**Goal:**
Identify the lines containing the word "Página". Copy each one.

**Given data:**
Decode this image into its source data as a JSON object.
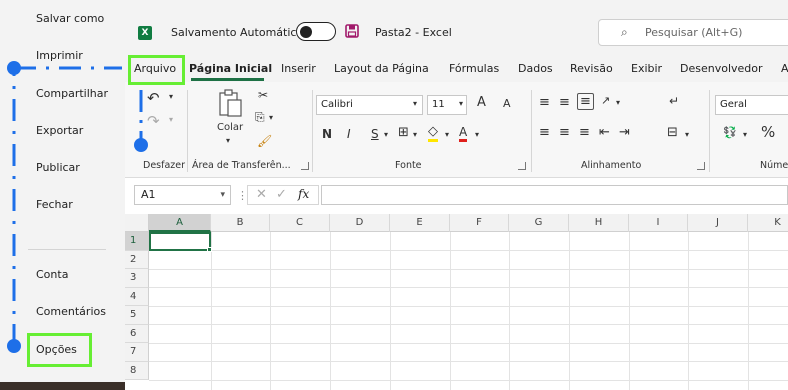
{
  "backstage": {
    "items": [
      "Salvar como",
      "Imprimir",
      "Compartilhar",
      "Exportar",
      "Publicar",
      "Fechar",
      "Conta",
      "Comentários",
      "Opções"
    ]
  },
  "titlebar": {
    "logo": "X",
    "autosave_label": "Salvamento Automático",
    "autosave_on": false,
    "doc_title": "Pasta2  -  Excel",
    "search_placeholder": "Pesquisar (Alt+G)"
  },
  "tabs": [
    "Arquivo",
    "Página Inicial",
    "Inserir",
    "Layout da Página",
    "Fórmulas",
    "Dados",
    "Revisão",
    "Exibir",
    "Desenvolvedor",
    "A"
  ],
  "active_tab": "Página Inicial",
  "ribbon": {
    "groups": [
      "Desfazer",
      "Área de Transferên...",
      "Fonte",
      "Alinhamento",
      "Núme"
    ],
    "paste_label": "Colar",
    "font_name": "Calibri",
    "font_size": "11",
    "number_format": "Geral",
    "font_buttons": [
      "N",
      "I",
      "S"
    ],
    "grow_font": "A",
    "shrink_font": "A",
    "font_color": "A",
    "percent": "%"
  },
  "formula_bar": {
    "name_box": "A1",
    "fx": "fx",
    "content": ""
  },
  "grid": {
    "columns": [
      "A",
      "B",
      "C",
      "D",
      "E",
      "F",
      "G",
      "H",
      "I",
      "J",
      "K"
    ],
    "rows": [
      "1",
      "2",
      "3",
      "4",
      "5",
      "6",
      "7",
      "8"
    ],
    "active_cell": "A1"
  },
  "colors": {
    "excel_green": "#217346",
    "highlight": "#66ee33",
    "arrow_blue": "#1e6fe8",
    "backstage_bg": "#f3f3f3"
  }
}
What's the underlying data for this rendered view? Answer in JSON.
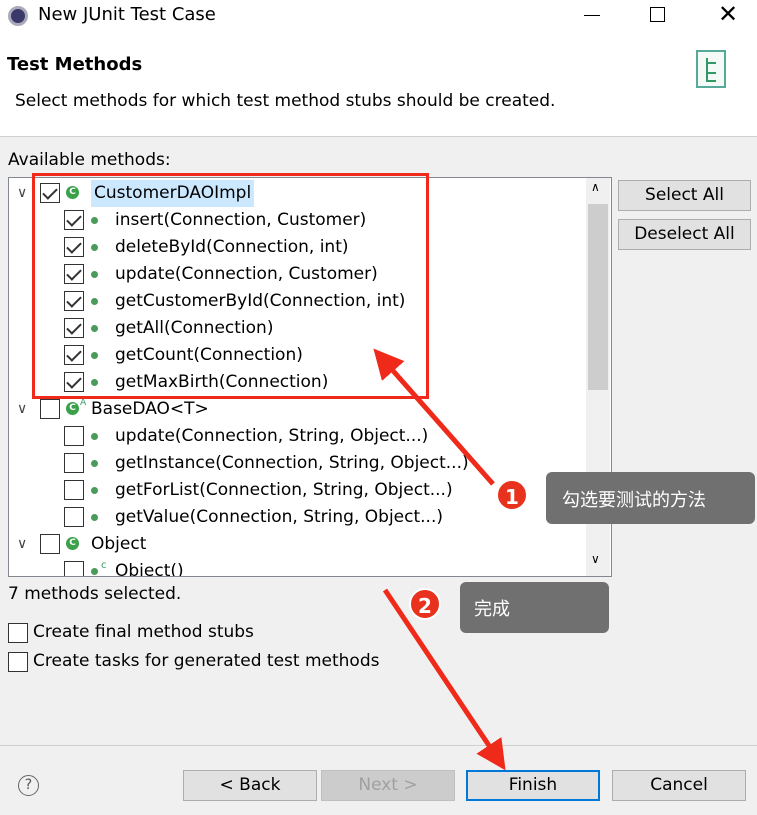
{
  "window": {
    "title": "New JUnit Test Case",
    "minimize_icon": "minimize-icon",
    "maximize_icon": "maximize-icon",
    "close_icon": "close-icon"
  },
  "header": {
    "title": "Test Methods",
    "description": "Select methods for which test method stubs should be created."
  },
  "available_label": "Available methods:",
  "tree": [
    {
      "label": "CustomerDAOImpl",
      "level": 0,
      "checked": true,
      "type": "class",
      "selected": true
    },
    {
      "label": "insert(Connection, Customer)",
      "level": 1,
      "checked": true
    },
    {
      "label": "deleteById(Connection, int)",
      "level": 1,
      "checked": true
    },
    {
      "label": "update(Connection, Customer)",
      "level": 1,
      "checked": true
    },
    {
      "label": "getCustomerById(Connection, int)",
      "level": 1,
      "checked": true
    },
    {
      "label": "getAll(Connection)",
      "level": 1,
      "checked": true
    },
    {
      "label": "getCount(Connection)",
      "level": 1,
      "checked": true
    },
    {
      "label": "getMaxBirth(Connection)",
      "level": 1,
      "checked": true
    },
    {
      "label": "BaseDAO<T>",
      "level": 0,
      "checked": false,
      "type": "abstract-class"
    },
    {
      "label": "update(Connection, String, Object...)",
      "level": 1,
      "checked": false
    },
    {
      "label": "getInstance(Connection, String, Object...)",
      "level": 1,
      "checked": false
    },
    {
      "label": "getForList(Connection, String, Object...)",
      "level": 1,
      "checked": false
    },
    {
      "label": "getValue(Connection, String, Object...)",
      "level": 1,
      "checked": false
    },
    {
      "label": "Object",
      "level": 0,
      "checked": false,
      "type": "class"
    },
    {
      "label": "Object()",
      "level": 1,
      "checked": false,
      "type": "constructor"
    }
  ],
  "buttons": {
    "select_all": "Select All",
    "deselect_all": "Deselect All",
    "back": "< Back",
    "next": "Next >",
    "finish": "Finish",
    "cancel": "Cancel"
  },
  "status": "7 methods selected.",
  "options": [
    {
      "label": "Create final method stubs",
      "checked": false
    },
    {
      "label": "Create tasks for generated test methods",
      "checked": false
    }
  ],
  "annotations": [
    {
      "number": "1",
      "text": "勾选要测试的方法"
    },
    {
      "number": "2",
      "text": "完成"
    }
  ],
  "colors": {
    "annotation": "#e8321e",
    "callout": "#707070",
    "selection": "#cce8ff"
  }
}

**Task output:**
    "Página Inicial",
    "Layout da Página",
  "active_tab": "Página Inicial",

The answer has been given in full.